§ **Directions**
Reproduce each of the lines word for word.

§ **Rows**

+---+

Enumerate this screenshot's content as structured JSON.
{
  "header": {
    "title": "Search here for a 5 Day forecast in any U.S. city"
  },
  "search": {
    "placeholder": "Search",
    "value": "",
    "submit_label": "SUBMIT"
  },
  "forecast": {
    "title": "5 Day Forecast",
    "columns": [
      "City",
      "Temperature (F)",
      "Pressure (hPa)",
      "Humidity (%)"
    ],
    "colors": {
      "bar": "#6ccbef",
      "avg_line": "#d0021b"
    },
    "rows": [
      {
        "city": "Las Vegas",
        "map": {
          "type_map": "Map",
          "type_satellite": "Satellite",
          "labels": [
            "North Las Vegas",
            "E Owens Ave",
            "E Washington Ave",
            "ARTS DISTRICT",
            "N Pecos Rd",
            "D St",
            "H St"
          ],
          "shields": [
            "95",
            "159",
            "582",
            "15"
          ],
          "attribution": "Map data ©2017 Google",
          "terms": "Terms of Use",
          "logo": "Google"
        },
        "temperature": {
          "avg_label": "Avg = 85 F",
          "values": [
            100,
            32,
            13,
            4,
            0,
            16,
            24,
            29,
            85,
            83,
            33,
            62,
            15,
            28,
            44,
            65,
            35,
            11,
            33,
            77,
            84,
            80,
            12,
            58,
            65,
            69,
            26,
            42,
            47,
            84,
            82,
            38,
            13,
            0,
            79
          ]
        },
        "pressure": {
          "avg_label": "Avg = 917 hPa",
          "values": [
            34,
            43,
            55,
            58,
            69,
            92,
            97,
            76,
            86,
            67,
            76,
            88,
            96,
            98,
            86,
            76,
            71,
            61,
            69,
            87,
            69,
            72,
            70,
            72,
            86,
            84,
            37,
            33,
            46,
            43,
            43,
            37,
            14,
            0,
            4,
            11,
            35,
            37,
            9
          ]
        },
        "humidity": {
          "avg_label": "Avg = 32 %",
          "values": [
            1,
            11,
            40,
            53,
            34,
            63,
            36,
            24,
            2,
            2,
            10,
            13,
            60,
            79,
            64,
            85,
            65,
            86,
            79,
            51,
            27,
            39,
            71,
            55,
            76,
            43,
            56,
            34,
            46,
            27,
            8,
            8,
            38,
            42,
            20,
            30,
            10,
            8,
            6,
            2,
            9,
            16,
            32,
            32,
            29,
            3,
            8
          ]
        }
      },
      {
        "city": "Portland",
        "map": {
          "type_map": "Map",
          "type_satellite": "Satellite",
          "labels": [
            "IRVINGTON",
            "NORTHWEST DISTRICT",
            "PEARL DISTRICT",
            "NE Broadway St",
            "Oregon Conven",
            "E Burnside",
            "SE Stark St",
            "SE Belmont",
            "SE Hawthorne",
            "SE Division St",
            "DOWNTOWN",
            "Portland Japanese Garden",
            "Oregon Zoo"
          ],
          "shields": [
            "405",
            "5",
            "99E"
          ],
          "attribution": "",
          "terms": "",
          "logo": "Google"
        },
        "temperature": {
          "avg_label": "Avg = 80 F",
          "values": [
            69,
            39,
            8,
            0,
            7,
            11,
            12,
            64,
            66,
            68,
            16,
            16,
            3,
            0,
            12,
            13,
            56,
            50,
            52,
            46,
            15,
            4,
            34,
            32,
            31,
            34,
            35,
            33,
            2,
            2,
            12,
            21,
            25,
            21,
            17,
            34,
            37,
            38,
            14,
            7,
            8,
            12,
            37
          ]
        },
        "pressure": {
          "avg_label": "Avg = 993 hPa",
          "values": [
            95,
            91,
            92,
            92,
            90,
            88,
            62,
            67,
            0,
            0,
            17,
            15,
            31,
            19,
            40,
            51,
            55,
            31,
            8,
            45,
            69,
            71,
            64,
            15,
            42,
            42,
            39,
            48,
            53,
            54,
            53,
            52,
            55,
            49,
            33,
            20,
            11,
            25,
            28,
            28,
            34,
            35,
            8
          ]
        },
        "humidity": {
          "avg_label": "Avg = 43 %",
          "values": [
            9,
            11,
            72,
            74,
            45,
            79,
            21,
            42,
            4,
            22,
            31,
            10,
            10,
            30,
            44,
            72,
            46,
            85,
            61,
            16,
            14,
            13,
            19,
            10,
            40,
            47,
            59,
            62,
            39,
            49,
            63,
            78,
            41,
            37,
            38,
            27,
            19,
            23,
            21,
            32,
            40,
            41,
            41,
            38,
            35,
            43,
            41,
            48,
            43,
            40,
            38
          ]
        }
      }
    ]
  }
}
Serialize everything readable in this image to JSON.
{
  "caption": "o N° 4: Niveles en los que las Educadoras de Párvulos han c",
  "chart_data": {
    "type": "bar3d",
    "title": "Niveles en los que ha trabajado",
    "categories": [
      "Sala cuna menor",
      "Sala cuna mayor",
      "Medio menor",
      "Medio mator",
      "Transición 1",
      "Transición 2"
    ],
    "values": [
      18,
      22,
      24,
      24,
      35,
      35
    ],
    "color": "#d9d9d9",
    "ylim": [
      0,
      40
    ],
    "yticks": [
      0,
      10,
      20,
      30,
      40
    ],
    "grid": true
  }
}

+---+

§ **Output for this exercise**
Enumerate this screenshot's content as structured JSON.
{
  "header": {
    "title": "Search here for a 5 Day forecast in any U.S. city"
  },
  "search": {
    "placeholder": "Search",
    "value": "",
    "submit_label": "SUBMIT"
  },
  "forecast": {
    "title": "5 Day Forecast",
    "columns": [
      "City",
      "Temperature (F)",
      "Pressure (hPa)",
      "Humidity (%)"
    ],
    "colors": {
      "bar": "#6ccbef",
      "avg_line": "#d0021b"
    },
    "rows": [
      {
        "city": "Las Vegas",
        "map": {
          "type_map": "Map",
          "type_satellite": "Satellite",
          "labels": [
            "North Las Vegas",
            "E Owens Ave",
            "E Washington Ave",
            "ARTS DISTRICT",
            "N Pecos Rd",
            "D St",
            "H St"
          ],
          "shields": [
            "95",
            "159",
            "582",
            "15"
          ],
          "attribution": "Map data ©2017 Google",
          "terms": "Terms of Use",
          "logo": "Google"
        },
        "temperature": {
          "avg_label": "Avg = 85 F",
          "values": [
            100,
            32,
            13,
            4,
            0,
            16,
            24,
            29,
            85,
            83,
            33,
            62,
            15,
            28,
            44,
            65,
            35,
            11,
            33,
            77,
            84,
            80,
            12,
            58,
            65,
            69,
            26,
            42,
            47,
            84,
            82,
            38,
            13,
            0,
            79
          ]
        },
        "pressure": {
          "avg_label": "Avg = 917 hPa",
          "values": [
            34,
            43,
            55,
            58,
            69,
            92,
            97,
            76,
            86,
            67,
            76,
            88,
            96,
            98,
            86,
            76,
            71,
            61,
            69,
            87,
            69,
            72,
            70,
            72,
            86,
            84,
            37,
            33,
            46,
            43,
            43,
            37,
            14,
            0,
            4,
            11,
            35,
            37,
            9
          ]
        },
        "humidity": {
          "avg_label": "Avg = 32 %",
          "values": [
            1,
            11,
            40,
            53,
            34,
            63,
            36,
            24,
            2,
            2,
            10,
            13,
            60,
            79,
            64,
            85,
            65,
            86,
            79,
            51,
            27,
            39,
            71,
            55,
            76,
            43,
            56,
            34,
            46,
            27,
            8,
            8,
            38,
            42,
            20,
            30,
            10,
            8,
            6,
            2,
            9,
            16,
            32,
            32,
            29,
            3,
            8
          ]
        }
      },
      {
        "city": "Portland",
        "map": {
          "type_map": "Map",
          "type_satellite": "Satellite",
          "labels": [
            "IRVINGTON",
            "NORTHWEST DISTRICT",
            "PEARL DISTRICT",
            "NE Broadway St",
            "Oregon Conven",
            "E Burnside",
            "SE Stark St",
            "SE Belmont",
            "SE Hawthorne",
            "SE Division St",
            "DOWNTOWN",
            "Portland Japanese Garden",
            "Oregon Zoo"
          ],
          "shields": [
            "405",
            "5",
            "99E"
          ],
          "attribution": "",
          "terms": "",
          "logo": "Google"
        },
        "temperature": {
          "avg_label": "Avg = 80 F",
          "values": [
            69,
            39,
            8,
            0,
            7,
            11,
            12,
            64,
            66,
            68,
            16,
            16,
            3,
            0,
            12,
            13,
            56,
            50,
            52,
            46,
            15,
            4,
            34,
            32,
            31,
            34,
            35,
            33,
            2,
            2,
            12,
            21,
            25,
            21,
            17,
            34,
            37,
            38,
            14,
            7,
            8,
            12,
            37
          ]
        },
        "pressure": {
          "avg_label": "Avg = 993 hPa",
          "values": [
            95,
            91,
            92,
            92,
            90,
            88,
            62,
            67,
            0,
            0,
            17,
            15,
            31,
            19,
            40,
            51,
            55,
            31,
            8,
            45,
            69,
            71,
            64,
            15,
            42,
            42,
            39,
            48,
            53,
            54,
            53,
            52,
            55,
            49,
            33,
            20,
            11,
            25,
            28,
            28,
            34,
            35,
            8
          ]
        },
        "humidity": {
          "avg_label": "Avg = 43 %",
          "values": [
            9,
            11,
            72,
            74,
            45,
            79,
            21,
            42,
            4,
            22,
            31,
            10,
            10,
            30,
            44,
            72,
            46,
            85,
            61,
            16,
            14,
            13,
            19,
            10,
            40,
            47,
            59,
            62,
            39,
            49,
            63,
            78,
            41,
            37,
            38,
            27,
            19,
            23,
            21,
            32,
            40,
            41,
            41,
            38,
            35,
            43,
            41,
            48,
            43,
            40,
            38
          ]
        }
      }
    ]
  }
}
Serialize everything readable in this image to JSON.
{
  "caption": "o N° 4: Niveles en los que las Educadoras de Párvulos han c",
  "chart_data": {
    "type": "bar3d",
    "title": "Niveles en los que ha trabajado",
    "categories": [
      "Sala cuna menor",
      "Sala cuna mayor",
      "Medio menor",
      "Medio mator",
      "Transición 1",
      "Transición 2"
    ],
    "values": [
      18,
      22,
      24,
      24,
      35,
      35
    ],
    "color": "#d9d9d9",
    "ylim": [
      0,
      40
    ],
    "yticks": [
      0,
      10,
      20,
      30,
      40
    ],
    "grid": true
  }
}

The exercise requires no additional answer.